Using the records that follow, copy every line containing the word "from".

*-*-*

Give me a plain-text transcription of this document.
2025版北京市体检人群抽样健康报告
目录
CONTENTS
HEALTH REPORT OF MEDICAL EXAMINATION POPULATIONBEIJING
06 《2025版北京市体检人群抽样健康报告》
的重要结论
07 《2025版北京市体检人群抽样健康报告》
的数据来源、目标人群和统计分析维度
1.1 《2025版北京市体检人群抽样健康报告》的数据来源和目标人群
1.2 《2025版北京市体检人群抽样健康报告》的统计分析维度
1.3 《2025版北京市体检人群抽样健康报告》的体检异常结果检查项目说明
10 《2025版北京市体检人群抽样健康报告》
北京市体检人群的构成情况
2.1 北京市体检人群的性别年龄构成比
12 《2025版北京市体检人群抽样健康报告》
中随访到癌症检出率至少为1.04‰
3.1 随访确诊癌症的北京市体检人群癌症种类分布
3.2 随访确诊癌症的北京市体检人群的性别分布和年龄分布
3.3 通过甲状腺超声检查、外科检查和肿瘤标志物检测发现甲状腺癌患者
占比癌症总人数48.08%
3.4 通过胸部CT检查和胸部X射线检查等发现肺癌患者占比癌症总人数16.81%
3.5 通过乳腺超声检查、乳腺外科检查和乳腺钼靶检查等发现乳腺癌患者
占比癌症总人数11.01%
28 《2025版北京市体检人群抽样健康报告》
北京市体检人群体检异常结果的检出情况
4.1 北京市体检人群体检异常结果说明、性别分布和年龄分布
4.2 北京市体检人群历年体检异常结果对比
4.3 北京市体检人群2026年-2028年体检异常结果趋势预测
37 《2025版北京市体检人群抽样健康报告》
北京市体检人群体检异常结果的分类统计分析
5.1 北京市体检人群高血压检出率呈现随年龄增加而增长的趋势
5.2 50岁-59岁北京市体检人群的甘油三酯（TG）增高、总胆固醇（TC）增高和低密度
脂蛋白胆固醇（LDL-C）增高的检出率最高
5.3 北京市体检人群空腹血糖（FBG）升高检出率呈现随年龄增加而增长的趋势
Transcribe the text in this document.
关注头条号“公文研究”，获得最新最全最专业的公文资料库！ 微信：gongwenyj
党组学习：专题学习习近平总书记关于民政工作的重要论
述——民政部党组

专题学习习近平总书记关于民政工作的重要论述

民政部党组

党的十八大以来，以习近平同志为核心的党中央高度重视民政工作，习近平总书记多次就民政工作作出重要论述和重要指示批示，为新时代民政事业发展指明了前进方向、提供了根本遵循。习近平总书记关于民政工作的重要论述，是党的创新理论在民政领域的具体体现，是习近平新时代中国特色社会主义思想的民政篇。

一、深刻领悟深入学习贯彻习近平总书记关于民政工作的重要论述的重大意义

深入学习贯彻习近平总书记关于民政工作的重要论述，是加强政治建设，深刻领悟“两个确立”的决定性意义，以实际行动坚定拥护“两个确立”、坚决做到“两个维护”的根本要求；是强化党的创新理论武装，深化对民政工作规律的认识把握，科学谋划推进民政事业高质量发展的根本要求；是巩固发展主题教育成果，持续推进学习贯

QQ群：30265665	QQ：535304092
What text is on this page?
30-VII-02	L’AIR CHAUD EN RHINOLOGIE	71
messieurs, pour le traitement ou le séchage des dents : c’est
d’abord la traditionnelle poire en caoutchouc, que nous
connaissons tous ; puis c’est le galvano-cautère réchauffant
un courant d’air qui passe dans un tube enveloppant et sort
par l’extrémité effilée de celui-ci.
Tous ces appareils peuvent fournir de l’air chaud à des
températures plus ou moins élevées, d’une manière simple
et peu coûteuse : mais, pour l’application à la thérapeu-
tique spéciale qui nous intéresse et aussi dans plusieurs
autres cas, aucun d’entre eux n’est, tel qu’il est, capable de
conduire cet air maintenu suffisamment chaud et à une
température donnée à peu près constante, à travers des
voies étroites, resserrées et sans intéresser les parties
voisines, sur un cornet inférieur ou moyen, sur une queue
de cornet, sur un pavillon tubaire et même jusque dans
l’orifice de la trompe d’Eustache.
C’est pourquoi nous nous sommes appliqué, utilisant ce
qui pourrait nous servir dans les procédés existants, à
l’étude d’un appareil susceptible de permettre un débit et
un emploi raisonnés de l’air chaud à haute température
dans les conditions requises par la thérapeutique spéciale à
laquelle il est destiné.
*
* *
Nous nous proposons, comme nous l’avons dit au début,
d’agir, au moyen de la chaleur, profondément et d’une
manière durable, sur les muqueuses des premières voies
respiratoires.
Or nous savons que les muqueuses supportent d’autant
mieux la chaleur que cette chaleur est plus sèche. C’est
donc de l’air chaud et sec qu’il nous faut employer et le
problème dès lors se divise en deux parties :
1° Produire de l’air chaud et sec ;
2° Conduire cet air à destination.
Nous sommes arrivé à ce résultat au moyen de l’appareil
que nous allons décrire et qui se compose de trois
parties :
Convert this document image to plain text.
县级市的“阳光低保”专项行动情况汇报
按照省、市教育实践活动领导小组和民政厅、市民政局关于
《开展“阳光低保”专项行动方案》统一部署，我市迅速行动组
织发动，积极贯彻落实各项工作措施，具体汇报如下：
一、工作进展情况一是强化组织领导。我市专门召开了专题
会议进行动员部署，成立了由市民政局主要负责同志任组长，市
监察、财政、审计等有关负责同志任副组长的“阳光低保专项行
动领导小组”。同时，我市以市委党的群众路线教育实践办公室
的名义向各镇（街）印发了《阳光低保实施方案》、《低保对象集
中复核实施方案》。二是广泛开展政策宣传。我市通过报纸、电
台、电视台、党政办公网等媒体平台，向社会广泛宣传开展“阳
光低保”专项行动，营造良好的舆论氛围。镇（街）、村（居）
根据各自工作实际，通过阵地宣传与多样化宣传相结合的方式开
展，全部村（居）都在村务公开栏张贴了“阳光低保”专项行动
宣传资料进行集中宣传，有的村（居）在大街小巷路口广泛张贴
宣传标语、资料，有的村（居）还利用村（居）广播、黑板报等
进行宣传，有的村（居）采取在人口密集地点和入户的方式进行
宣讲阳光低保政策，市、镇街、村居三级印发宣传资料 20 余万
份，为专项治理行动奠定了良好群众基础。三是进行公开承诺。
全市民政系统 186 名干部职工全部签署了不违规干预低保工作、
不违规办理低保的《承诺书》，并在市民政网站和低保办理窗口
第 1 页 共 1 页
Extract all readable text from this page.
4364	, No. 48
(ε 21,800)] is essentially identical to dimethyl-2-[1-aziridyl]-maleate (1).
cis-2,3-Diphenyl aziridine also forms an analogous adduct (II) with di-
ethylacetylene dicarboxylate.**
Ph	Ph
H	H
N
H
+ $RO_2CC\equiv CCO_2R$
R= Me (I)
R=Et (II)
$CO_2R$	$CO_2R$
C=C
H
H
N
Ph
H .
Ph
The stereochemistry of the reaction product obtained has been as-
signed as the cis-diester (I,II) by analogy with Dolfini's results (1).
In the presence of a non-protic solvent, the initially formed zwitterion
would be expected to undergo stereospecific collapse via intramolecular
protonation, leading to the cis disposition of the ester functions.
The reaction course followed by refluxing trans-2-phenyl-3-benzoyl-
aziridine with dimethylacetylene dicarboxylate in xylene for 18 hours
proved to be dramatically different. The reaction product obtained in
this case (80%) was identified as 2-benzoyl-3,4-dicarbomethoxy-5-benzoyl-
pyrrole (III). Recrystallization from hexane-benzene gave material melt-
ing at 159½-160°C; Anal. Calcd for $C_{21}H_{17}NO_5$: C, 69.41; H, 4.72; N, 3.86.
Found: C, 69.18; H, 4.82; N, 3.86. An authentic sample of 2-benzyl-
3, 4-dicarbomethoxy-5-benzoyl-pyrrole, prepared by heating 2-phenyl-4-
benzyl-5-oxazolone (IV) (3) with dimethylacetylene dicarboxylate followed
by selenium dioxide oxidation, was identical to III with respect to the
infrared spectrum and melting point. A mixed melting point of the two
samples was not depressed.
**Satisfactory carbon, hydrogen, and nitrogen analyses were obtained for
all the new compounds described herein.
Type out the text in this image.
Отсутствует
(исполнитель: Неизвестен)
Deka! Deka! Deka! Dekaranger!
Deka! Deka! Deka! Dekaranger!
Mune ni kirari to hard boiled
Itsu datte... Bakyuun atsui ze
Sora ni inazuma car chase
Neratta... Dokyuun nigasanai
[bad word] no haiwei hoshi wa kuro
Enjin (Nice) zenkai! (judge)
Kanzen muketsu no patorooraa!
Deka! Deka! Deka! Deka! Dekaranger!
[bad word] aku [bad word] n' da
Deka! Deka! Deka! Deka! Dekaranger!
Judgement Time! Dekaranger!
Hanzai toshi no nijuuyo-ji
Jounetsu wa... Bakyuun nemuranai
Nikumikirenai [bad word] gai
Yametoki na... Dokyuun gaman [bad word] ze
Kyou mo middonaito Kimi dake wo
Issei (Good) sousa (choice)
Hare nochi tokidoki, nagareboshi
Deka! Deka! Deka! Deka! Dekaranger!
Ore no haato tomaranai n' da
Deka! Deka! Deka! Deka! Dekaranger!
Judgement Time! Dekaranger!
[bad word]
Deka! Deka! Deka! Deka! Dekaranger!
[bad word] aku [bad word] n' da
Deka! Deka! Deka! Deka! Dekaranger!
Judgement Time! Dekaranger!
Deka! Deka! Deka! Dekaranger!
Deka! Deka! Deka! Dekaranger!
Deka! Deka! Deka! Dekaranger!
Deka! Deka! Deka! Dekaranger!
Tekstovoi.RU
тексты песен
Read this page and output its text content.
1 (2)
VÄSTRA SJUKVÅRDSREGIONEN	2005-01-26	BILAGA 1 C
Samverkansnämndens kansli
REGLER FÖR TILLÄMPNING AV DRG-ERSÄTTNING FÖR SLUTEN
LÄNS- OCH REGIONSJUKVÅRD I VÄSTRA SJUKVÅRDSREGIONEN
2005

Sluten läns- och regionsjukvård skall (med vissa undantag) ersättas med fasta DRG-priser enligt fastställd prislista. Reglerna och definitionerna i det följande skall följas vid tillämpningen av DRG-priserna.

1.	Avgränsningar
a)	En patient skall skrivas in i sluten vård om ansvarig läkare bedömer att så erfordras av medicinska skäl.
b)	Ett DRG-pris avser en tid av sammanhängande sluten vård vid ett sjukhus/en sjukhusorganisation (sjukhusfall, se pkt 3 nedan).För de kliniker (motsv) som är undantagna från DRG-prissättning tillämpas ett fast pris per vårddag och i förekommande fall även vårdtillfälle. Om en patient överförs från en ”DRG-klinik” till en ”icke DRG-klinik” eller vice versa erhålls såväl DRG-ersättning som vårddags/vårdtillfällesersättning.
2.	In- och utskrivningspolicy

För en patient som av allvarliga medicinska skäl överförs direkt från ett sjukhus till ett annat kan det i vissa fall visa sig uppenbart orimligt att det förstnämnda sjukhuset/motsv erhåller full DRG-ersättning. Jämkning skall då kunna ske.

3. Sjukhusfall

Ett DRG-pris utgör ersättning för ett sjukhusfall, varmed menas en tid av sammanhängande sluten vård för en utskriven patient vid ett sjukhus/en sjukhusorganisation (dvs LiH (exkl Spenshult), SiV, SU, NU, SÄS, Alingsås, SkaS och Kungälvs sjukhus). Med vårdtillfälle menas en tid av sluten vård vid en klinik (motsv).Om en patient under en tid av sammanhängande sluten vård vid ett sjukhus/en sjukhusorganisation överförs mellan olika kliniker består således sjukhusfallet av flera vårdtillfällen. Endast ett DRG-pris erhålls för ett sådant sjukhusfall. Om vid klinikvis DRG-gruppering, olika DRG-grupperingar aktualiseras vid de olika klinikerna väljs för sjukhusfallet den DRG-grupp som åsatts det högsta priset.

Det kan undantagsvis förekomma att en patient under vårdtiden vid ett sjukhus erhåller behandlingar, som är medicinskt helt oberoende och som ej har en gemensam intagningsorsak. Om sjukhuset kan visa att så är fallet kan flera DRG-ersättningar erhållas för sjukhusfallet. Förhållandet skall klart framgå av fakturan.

*-*-*

• **Complete answer**:
Extract all readable text from this page.
pyrrole (III). Recrystallization from hexane-benzene gave material melt-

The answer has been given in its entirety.